## start

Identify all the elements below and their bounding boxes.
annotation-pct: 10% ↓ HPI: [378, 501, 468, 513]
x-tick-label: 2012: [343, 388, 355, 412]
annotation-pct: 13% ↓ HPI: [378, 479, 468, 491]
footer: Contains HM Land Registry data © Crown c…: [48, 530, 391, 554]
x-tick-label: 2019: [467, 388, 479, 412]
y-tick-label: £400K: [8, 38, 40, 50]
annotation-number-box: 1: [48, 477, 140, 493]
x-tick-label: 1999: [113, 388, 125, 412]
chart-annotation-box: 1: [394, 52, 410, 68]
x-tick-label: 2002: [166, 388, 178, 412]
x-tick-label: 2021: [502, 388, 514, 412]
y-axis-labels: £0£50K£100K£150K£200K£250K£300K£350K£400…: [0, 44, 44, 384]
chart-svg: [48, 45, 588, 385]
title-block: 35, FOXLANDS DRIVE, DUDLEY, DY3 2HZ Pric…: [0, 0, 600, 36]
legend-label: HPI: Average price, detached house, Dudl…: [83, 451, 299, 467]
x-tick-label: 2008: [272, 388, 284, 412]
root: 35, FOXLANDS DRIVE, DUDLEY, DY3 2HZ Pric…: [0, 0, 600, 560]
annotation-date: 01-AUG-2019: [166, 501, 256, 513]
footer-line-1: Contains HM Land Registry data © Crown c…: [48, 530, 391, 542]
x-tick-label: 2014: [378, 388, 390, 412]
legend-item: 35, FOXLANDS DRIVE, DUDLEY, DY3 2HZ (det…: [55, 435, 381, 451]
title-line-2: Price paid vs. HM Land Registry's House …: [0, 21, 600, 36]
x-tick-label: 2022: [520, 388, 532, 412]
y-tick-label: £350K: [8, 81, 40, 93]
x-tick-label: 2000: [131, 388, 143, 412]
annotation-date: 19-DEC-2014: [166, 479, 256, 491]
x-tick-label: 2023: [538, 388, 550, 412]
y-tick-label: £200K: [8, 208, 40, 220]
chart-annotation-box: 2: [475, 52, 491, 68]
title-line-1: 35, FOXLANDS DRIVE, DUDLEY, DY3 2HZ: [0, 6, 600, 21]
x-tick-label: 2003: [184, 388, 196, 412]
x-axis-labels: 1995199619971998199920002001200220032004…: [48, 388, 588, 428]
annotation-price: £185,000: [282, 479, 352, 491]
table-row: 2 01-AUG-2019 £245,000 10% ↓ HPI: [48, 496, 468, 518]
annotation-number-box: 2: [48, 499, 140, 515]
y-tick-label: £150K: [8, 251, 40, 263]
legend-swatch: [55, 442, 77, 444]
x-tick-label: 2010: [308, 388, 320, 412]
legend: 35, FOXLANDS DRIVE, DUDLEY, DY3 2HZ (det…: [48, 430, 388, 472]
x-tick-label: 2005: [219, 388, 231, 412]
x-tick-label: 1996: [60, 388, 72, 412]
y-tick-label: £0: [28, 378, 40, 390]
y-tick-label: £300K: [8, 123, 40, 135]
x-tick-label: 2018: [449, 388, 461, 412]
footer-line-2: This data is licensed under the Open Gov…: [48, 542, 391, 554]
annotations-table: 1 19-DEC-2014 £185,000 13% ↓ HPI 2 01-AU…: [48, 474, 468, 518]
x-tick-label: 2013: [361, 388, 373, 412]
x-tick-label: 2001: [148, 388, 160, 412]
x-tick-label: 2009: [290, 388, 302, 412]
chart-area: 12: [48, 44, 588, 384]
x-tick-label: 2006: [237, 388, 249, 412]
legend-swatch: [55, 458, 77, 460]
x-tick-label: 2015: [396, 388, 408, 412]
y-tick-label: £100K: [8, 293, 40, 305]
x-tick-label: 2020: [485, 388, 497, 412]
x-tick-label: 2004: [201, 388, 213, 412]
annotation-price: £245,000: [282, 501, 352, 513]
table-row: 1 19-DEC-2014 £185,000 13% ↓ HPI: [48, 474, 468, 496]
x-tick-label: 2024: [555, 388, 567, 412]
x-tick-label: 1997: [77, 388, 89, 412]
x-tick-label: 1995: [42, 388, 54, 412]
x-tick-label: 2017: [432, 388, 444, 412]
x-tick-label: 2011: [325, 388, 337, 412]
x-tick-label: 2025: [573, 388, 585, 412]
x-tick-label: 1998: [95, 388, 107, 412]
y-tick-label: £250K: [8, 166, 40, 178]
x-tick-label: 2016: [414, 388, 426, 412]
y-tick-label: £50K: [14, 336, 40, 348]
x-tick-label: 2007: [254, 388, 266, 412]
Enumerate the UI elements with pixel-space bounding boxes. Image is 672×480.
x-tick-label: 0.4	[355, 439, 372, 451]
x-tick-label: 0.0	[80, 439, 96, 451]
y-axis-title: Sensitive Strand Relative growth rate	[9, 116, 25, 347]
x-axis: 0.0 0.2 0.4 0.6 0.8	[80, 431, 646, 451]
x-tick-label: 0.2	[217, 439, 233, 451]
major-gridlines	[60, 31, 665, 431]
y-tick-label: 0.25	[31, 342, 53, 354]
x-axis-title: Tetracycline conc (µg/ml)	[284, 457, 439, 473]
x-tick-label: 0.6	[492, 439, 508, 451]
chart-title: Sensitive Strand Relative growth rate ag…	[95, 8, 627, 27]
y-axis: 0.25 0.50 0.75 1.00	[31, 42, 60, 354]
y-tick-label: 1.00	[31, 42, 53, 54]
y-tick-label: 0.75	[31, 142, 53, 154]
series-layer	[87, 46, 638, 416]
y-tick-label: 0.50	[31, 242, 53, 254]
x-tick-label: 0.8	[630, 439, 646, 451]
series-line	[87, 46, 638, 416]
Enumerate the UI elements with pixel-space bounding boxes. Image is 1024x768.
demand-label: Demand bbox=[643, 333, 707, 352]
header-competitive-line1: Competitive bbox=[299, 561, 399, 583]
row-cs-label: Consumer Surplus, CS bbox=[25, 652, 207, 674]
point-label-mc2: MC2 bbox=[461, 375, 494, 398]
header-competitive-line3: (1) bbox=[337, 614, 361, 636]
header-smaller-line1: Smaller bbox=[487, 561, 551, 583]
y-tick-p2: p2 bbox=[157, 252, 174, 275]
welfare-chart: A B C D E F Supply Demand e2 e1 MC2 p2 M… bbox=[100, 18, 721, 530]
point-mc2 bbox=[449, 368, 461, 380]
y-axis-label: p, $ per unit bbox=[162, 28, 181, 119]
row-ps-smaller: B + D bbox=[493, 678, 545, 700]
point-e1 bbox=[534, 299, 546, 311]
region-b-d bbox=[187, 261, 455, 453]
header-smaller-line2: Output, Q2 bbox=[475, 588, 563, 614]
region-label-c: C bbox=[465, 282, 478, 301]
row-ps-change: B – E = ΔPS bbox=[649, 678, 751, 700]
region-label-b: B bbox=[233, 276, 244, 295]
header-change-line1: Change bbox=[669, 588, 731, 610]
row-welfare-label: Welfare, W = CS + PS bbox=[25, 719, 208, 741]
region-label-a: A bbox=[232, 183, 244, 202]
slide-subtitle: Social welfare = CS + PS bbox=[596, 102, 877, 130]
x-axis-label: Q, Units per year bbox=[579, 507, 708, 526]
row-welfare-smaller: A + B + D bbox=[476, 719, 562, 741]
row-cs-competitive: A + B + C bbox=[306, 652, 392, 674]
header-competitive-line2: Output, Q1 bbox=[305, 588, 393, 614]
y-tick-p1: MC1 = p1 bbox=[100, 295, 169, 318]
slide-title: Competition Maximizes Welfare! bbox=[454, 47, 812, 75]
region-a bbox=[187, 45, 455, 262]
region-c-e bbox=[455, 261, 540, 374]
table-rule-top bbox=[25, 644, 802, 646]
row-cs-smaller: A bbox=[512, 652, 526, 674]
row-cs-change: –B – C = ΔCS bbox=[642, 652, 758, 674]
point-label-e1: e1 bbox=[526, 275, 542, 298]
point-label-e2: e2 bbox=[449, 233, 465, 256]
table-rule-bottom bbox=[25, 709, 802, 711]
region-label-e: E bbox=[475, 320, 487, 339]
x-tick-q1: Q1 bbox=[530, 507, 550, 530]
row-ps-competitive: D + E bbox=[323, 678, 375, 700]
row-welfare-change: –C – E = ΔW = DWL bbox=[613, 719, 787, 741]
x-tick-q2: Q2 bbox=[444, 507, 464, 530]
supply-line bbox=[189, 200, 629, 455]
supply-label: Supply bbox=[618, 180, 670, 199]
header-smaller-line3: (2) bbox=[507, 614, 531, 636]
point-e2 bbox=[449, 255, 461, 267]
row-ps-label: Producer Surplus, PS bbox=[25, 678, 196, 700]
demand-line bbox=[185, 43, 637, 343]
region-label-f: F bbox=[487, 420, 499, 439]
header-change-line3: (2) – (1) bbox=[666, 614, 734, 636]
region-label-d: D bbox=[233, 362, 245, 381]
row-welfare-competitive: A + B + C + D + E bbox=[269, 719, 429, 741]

## end

→ WHAT THIS TASK INVOLVES:
Rename "annotation-pct" to "annotation-percent" in the data, from the start of the data through the line that contains "x-tick-label: 1999: [113, 388, 125, 412]". Reproduce only those lines, with everything else unchanged.

→ WRITTEN ANSWER:
Identify all the elements below and their bounding boxes.
annotation-percent: 10% ↓ HPI: [378, 501, 468, 513]
x-tick-label: 2012: [343, 388, 355, 412]
annotation-percent: 13% ↓ HPI: [378, 479, 468, 491]
footer: Contains HM Land Registry data © Crown c…: [48, 530, 391, 554]
x-tick-label: 2019: [467, 388, 479, 412]
y-tick-label: £400K: [8, 38, 40, 50]
annotation-number-box: 1: [48, 477, 140, 493]
x-tick-label: 1999: [113, 388, 125, 412]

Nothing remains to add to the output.